JOB >> Set down each record below precisely, skipping the pictures.

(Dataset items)
┌────────

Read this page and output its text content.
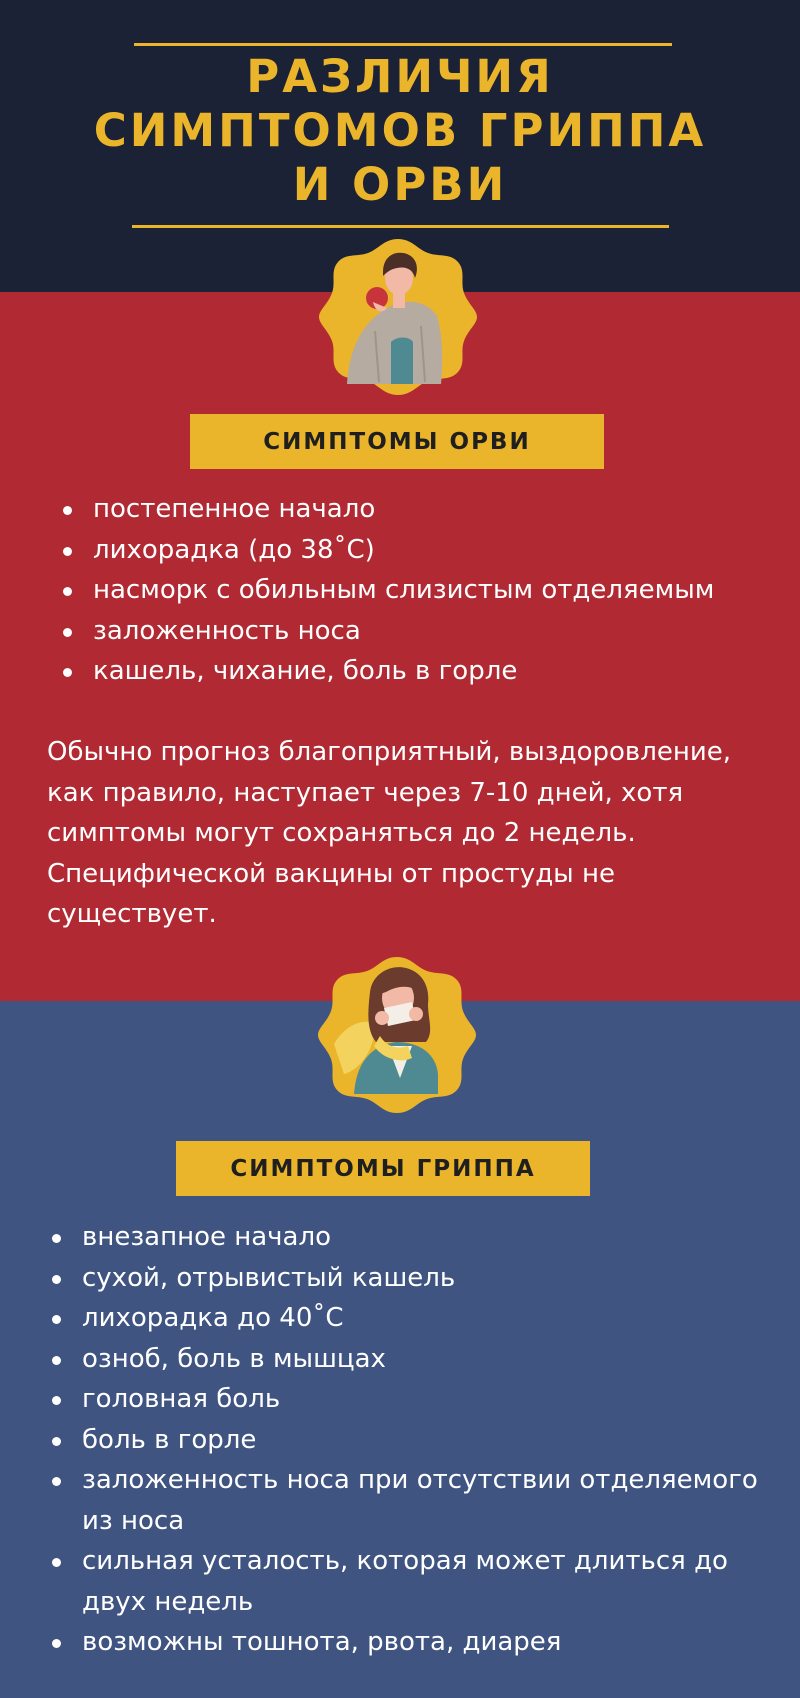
РАЗЛИЧИЯ
СИМПТОМОВ ГРИППА
И ОРВИ
СИМПТОМЫ ОРВИ
постепенное начало
лихорадка (до 38˚С)
насморк с обильным слизистым отделяемым
заложенность носа
кашель, чихание, боль в горле

Обычно прогноз благоприятный, выздоровление, как правило, наступает через 7-10 дней, хотя симптомы могут сохраняться до 2 недель. Специфической вакцины от простуды не существует.

СИМПТОМЫ ГРИППА
внезапное начало
сухой, отрывистый кашель
лихорадка до 40˚С
озноб, боль в мышцах
головная боль
боль в горле
заложенность носа при отсутствии отделяемого из носа
сильная усталость, которая может длиться до двух недель
возможны тошнота, рвота, диарея
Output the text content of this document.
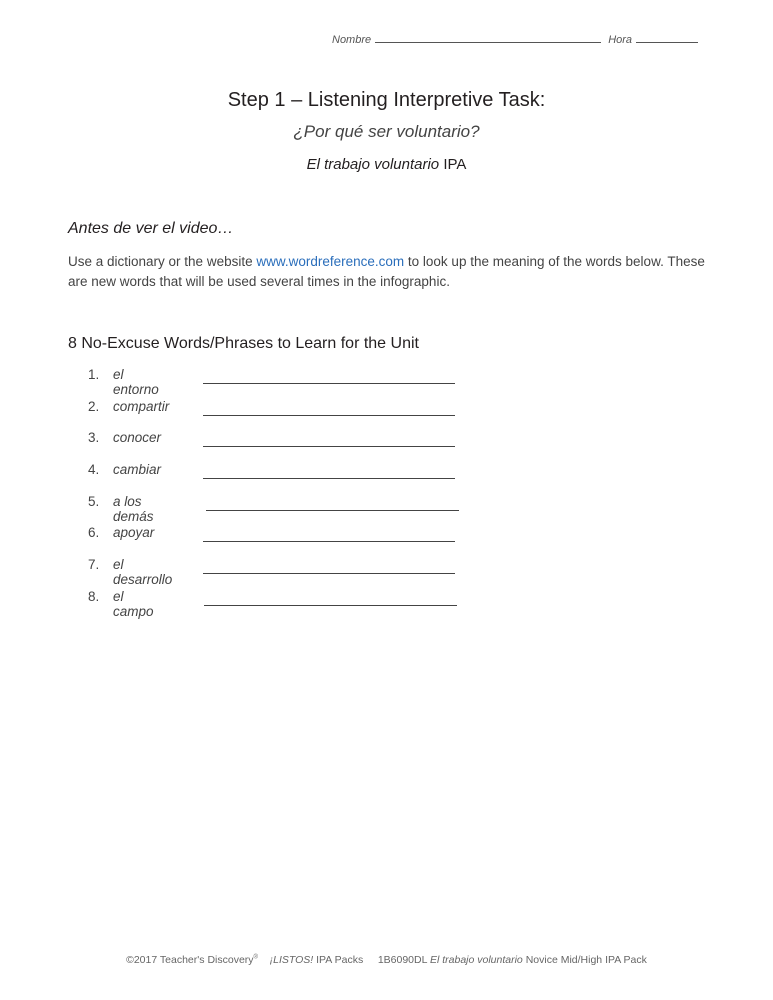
Nombre	Hora
Step 1 – Listening Interpretive Task:
¿Por qué ser voluntario?
El trabajo voluntario IPA
Antes de ver el video…
Use a dictionary or the website www.wordreference.com to look up the meaning of the words below. These are new words that will be used several times in the infographic.
8 No-Excuse Words/Phrases to Learn for the Unit
1.	el entorno
2.	compartir
3.	conocer
4.	cambiar
5.	a los demás
6.	apoyar
7.	el desarrollo
8.	el campo
©2017 Teacher's Discovery® ¡LISTOS! IPA Packs 1B6090DL El trabajo voluntario Novice Mid/High IPA Pack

└────────

COMPLETED TASK >>
Read this page and output its text content.
РАЗЛИЧИЯ
СИМПТОМОВ ГРИППА
И ОРВИ
СИМПТОМЫ ОРВИ
постепенное начало
лихорадка (до 38˚С)
насморк с обильным слизистым отделяемым
заложенность носа
кашель, чихание, боль в горле

Обычно прогноз благоприятный, выздоровление, как правило, наступает через 7-10 дней, хотя симптомы могут сохраняться до 2 недель. Специфической вакцины от простуды не существует.

СИМПТОМЫ ГРИППА
внезапное начало
сухой, отрывистый кашель
лихорадка до 40˚С
озноб, боль в мышцах
головная боль
боль в горле
заложенность носа при отсутствии отделяемого из носа
сильная усталость, которая может длиться до двух недель
возможны тошнота, рвота, диарея
Output the text content of this document.
Nombre	Hora
Step 1 – Listening Interpretive Task:
¿Por qué ser voluntario?
El trabajo voluntario IPA
Antes de ver el video…
Use a dictionary or the website www.wordreference.com to look up the meaning of the words below. These are new words that will be used several times in the infographic.
8 No-Excuse Words/Phrases to Learn for the Unit
1.	el entorno
2.	compartir
3.	conocer
4.	cambiar
5.	a los demás
6.	apoyar
7.	el desarrollo
8.	el campo
©2017 Teacher's Discovery® ¡LISTOS! IPA Packs 1B6090DL El trabajo voluntario Novice Mid/High IPA Pack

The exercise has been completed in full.